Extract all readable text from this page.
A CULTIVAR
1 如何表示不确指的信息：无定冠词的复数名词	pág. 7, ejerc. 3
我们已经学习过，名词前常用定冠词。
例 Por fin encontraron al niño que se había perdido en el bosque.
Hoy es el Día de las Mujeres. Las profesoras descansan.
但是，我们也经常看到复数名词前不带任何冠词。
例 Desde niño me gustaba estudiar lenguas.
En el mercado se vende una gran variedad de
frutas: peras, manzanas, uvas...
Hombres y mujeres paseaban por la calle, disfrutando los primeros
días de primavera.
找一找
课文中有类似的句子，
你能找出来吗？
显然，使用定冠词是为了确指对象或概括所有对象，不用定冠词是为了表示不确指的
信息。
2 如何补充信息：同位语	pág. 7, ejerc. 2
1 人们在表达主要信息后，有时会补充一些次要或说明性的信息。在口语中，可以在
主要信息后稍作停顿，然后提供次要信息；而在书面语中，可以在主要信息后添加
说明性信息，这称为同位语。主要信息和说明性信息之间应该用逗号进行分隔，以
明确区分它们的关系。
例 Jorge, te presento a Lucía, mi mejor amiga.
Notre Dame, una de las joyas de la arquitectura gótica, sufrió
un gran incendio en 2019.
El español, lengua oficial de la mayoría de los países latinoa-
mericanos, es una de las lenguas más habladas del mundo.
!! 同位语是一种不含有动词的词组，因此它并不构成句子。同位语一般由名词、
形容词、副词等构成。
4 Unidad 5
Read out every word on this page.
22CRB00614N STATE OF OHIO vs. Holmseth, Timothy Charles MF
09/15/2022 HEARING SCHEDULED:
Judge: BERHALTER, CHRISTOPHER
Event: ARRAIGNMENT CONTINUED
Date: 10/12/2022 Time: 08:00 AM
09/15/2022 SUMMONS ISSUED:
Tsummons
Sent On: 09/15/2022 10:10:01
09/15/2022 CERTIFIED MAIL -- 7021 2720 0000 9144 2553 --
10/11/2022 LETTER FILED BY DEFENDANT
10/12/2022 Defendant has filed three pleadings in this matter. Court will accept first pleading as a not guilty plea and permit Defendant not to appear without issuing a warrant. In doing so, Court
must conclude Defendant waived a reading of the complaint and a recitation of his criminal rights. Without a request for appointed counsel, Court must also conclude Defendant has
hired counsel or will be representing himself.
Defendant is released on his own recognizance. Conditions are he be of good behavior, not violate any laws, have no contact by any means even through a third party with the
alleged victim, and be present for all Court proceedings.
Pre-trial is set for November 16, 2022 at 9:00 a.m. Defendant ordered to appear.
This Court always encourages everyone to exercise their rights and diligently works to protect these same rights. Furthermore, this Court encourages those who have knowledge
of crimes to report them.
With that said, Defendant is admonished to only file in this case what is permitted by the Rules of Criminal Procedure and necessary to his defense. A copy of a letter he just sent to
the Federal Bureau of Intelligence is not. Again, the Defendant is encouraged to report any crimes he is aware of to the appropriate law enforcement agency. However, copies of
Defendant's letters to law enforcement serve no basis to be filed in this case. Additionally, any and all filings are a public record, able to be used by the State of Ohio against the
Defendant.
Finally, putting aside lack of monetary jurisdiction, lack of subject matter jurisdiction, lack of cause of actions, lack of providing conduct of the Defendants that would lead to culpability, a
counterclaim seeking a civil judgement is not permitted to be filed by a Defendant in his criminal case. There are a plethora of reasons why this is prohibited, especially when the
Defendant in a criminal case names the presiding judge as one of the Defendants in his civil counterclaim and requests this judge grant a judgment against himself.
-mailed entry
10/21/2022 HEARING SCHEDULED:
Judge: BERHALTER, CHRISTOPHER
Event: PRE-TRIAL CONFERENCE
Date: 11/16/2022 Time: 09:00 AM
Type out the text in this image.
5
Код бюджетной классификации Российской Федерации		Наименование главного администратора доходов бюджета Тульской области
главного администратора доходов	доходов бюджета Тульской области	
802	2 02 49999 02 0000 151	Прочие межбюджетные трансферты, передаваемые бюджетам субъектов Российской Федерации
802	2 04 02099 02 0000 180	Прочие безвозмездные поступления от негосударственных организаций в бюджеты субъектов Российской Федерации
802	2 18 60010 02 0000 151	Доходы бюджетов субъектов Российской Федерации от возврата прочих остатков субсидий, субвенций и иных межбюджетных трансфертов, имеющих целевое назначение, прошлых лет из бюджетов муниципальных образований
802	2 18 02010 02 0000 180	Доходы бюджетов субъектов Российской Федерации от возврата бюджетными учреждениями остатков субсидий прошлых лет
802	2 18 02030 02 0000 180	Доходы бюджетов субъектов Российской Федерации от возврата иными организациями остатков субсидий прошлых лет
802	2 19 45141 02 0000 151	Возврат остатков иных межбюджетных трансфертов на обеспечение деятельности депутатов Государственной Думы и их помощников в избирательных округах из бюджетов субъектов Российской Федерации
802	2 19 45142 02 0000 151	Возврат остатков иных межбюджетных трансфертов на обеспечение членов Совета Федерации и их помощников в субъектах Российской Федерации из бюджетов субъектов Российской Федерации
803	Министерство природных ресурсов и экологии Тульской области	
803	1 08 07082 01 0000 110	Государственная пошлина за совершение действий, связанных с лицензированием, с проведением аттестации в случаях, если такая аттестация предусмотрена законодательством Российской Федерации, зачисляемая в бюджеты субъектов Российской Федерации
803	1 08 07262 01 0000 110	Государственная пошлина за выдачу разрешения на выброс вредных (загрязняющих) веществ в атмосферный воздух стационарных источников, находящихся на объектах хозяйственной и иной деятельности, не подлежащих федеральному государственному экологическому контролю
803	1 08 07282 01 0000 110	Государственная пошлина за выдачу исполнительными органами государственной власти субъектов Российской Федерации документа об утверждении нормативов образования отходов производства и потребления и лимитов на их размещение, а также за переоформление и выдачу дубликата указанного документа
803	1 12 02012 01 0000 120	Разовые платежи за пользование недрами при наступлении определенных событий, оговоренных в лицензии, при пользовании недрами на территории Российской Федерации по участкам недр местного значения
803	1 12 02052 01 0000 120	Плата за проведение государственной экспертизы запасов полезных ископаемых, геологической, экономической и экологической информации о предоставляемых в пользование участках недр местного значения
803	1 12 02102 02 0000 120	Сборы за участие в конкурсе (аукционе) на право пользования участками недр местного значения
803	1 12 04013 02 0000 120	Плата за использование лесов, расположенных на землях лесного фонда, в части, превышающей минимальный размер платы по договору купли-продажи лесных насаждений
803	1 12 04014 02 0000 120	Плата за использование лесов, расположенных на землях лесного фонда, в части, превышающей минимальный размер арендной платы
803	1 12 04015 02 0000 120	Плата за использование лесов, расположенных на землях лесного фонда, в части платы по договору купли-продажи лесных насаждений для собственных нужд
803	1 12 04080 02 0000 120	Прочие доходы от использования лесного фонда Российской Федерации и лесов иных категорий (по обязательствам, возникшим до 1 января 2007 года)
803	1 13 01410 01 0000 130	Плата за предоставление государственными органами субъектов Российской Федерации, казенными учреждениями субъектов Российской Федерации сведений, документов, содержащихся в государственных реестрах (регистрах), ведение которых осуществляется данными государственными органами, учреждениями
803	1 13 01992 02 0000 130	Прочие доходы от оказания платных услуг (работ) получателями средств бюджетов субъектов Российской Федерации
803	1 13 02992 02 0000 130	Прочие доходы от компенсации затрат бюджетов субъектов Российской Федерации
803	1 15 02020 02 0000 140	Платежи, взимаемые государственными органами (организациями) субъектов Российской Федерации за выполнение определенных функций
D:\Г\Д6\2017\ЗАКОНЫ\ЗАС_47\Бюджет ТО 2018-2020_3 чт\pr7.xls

*What to produce*: Gather each line in these records that contains the string "Прочие".

*Final answer*:
802	2 02 49999 02 0000 151	Прочие межбюджетные трансферты, передаваемые бюджетам субъектов Российской Федерации
802	2 04 02099 02 0000 180	Прочие безвозмездные поступления от негосударственных организаций в бюджеты субъектов Российской Федерации
803	1 12 04080 02 0000 120	Прочие доходы от использования лесного фонда Российской Федерации и лесов иных категорий (по обязательствам, возникшим до 1 января 2007 года)
803	1 13 01992 02 0000 130	Прочие доходы от оказания платных услуг (работ) получателями средств бюджетов субъектов Российской Федерации
803	1 13 02992 02 0000 130	Прочие доходы от компенсации затрат бюджетов субъектов Российской Федерации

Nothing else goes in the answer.